• Material provided:
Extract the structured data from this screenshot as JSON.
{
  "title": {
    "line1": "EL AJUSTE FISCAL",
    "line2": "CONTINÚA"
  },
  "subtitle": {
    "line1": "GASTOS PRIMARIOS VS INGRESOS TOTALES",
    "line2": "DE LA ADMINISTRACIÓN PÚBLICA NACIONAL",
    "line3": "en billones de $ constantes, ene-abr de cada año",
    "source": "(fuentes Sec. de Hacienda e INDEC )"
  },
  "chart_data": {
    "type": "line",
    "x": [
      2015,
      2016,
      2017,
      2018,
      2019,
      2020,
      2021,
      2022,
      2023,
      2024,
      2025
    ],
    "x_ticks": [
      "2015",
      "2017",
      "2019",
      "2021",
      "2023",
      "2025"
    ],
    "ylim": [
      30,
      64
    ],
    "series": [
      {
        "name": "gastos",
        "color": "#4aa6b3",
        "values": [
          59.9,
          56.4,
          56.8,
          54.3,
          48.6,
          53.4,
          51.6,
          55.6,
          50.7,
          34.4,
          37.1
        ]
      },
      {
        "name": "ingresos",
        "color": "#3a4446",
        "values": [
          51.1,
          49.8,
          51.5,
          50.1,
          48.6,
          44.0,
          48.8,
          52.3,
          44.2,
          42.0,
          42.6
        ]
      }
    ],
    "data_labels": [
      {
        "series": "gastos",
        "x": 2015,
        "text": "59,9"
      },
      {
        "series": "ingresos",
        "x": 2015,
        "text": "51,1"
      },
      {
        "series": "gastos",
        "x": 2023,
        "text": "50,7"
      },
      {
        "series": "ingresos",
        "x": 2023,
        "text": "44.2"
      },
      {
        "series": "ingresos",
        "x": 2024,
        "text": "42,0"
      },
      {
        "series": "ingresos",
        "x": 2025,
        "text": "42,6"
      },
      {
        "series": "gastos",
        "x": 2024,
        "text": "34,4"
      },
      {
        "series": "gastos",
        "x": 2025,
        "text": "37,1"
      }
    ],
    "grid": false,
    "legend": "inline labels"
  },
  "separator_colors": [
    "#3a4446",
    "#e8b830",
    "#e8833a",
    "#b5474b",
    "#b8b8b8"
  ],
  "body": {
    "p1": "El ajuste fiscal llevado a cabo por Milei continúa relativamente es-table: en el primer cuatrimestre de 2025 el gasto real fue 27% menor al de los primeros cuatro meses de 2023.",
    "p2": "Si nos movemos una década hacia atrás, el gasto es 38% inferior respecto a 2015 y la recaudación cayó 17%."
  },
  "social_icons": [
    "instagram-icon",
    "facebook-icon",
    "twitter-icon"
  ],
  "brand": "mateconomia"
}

• Required task: Look through the material above. Copy each line where the word "text" appears.

• Worked answer:
        "text": "59,9"
        "text": "51,1"
        "text": "50,7"
        "text": "44.2"
        "text": "42,0"
        "text": "42,6"
        "text": "34,4"
        "text": "37,1"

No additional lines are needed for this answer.